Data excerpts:
········
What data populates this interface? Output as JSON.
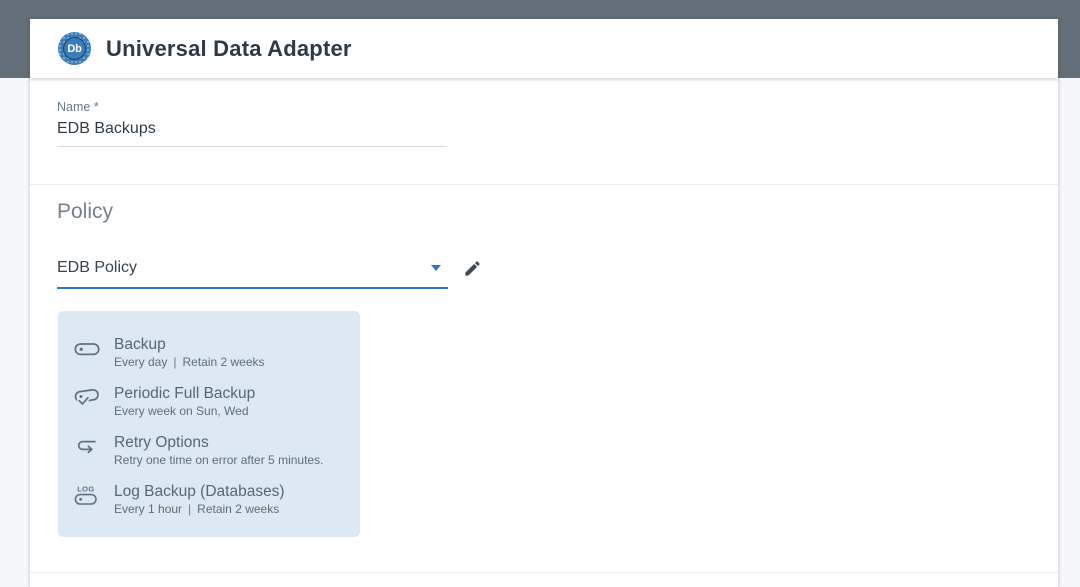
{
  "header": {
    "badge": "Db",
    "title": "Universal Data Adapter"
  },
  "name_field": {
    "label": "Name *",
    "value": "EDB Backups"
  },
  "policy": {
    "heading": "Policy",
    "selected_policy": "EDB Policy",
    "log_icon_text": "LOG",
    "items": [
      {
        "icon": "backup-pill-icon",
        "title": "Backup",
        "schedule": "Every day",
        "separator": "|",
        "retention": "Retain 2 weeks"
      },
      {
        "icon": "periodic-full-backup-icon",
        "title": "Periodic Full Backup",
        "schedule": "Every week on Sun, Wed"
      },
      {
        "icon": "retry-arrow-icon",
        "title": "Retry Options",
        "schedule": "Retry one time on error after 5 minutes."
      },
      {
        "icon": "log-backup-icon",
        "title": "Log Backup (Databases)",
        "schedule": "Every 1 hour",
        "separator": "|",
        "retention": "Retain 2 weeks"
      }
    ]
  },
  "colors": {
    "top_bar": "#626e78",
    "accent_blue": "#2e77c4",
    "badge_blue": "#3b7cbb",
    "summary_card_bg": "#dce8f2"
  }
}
········
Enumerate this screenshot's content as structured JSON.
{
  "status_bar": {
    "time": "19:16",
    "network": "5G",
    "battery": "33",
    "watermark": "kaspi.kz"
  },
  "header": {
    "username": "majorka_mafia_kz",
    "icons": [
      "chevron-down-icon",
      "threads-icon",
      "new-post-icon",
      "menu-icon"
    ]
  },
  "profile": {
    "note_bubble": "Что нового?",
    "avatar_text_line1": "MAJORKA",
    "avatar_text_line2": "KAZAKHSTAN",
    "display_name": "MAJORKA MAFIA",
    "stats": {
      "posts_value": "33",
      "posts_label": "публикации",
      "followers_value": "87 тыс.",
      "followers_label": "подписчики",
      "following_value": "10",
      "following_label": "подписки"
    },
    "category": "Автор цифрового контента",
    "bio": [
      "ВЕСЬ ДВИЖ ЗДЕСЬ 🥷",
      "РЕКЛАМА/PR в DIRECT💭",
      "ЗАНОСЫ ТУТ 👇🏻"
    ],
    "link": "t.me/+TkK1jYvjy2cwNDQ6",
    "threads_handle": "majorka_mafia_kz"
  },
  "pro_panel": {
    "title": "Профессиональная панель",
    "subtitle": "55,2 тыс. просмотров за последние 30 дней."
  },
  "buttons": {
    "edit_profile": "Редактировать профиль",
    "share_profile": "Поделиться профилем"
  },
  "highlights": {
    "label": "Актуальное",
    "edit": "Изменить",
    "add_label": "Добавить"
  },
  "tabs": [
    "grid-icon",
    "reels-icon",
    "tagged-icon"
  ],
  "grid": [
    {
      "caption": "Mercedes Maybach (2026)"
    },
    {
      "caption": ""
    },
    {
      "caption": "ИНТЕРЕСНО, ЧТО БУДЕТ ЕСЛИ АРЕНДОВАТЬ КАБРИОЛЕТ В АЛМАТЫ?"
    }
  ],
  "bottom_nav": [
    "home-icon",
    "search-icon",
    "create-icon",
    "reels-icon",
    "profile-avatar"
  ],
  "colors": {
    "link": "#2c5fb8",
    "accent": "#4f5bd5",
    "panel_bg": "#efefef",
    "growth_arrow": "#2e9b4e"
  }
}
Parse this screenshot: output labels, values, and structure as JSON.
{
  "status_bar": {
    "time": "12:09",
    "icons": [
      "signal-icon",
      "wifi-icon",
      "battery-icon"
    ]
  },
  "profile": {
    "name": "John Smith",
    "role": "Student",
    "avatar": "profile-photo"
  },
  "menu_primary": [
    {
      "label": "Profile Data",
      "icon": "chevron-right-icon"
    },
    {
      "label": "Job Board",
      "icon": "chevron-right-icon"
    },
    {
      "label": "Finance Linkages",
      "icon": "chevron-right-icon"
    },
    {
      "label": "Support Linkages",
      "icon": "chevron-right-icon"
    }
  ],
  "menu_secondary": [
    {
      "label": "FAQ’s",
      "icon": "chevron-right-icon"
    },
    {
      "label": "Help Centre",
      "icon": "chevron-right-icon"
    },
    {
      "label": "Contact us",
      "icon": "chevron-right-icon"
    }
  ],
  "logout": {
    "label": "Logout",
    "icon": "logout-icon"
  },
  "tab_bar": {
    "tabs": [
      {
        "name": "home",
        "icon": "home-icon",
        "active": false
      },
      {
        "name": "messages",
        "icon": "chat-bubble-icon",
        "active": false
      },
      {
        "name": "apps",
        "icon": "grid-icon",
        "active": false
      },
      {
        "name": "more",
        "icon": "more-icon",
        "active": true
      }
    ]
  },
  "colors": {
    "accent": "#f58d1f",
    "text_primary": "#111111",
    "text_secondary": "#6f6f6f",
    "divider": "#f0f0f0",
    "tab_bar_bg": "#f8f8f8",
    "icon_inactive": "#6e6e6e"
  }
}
········
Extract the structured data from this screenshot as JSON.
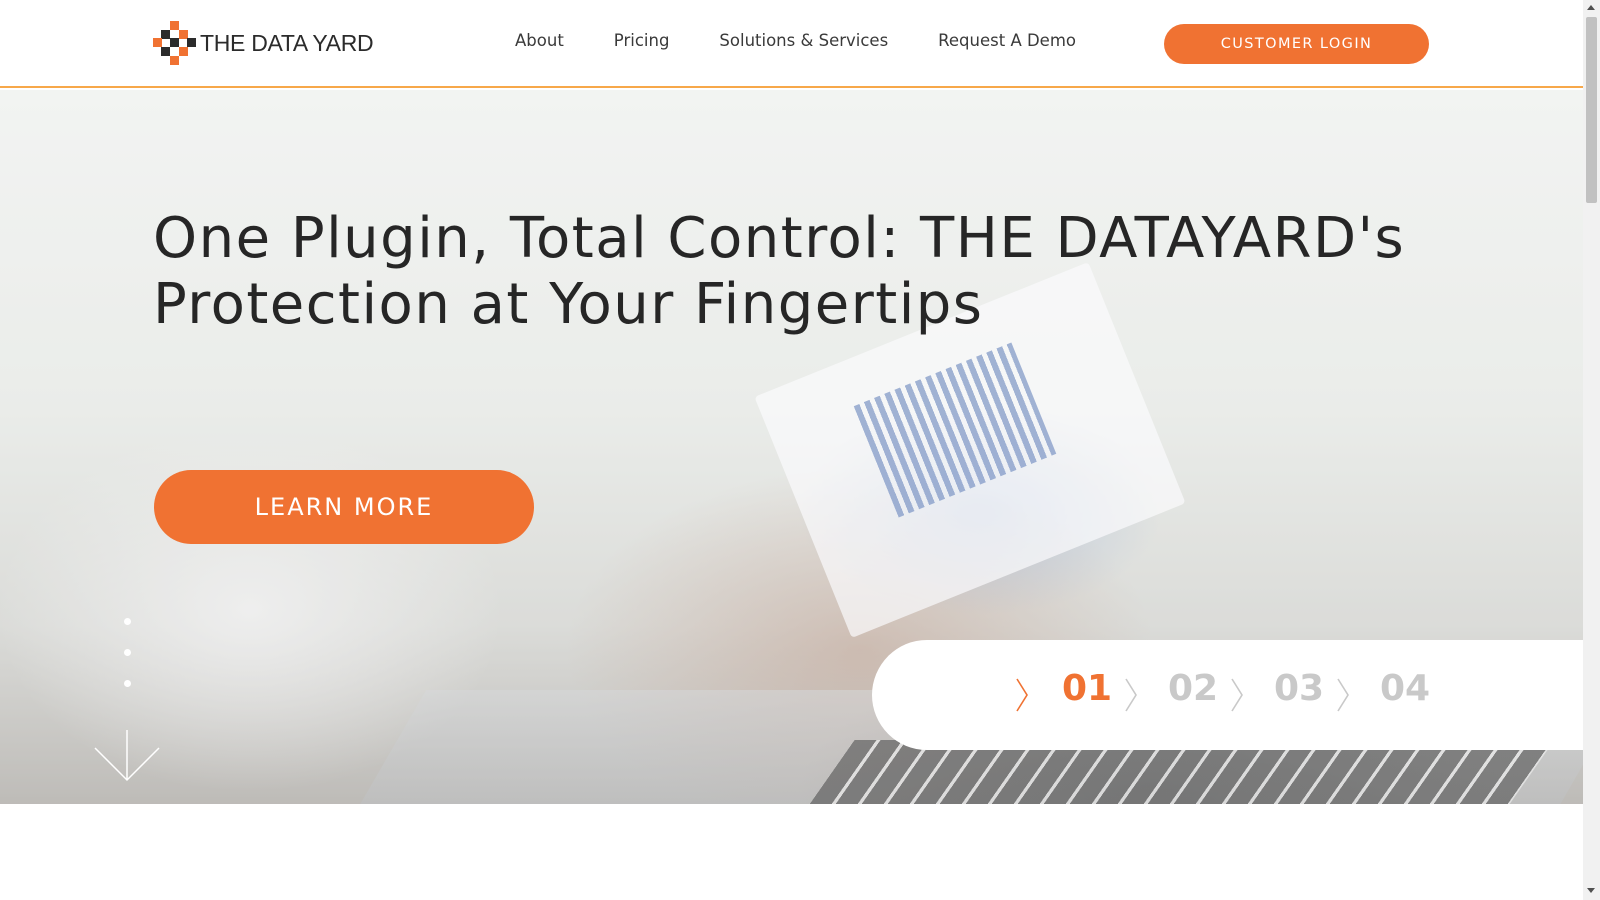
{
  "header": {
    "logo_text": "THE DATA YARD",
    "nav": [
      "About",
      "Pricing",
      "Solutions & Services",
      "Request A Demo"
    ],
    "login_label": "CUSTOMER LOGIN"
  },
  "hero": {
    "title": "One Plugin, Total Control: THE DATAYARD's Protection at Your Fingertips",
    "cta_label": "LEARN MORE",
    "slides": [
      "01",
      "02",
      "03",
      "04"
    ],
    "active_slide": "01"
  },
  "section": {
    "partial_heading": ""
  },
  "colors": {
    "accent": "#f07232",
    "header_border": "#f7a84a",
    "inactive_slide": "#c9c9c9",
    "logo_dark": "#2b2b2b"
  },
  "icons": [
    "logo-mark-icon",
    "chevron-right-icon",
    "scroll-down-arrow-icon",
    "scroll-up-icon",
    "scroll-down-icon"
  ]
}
········
Copy every line in the records above that contains the word "schedule".

        "schedule": "Every day",
        "schedule": "Every week on Sun, Wed"
        "schedule": "Retry one time on error after 5 minutes."
        "schedule": "Every 1 hour",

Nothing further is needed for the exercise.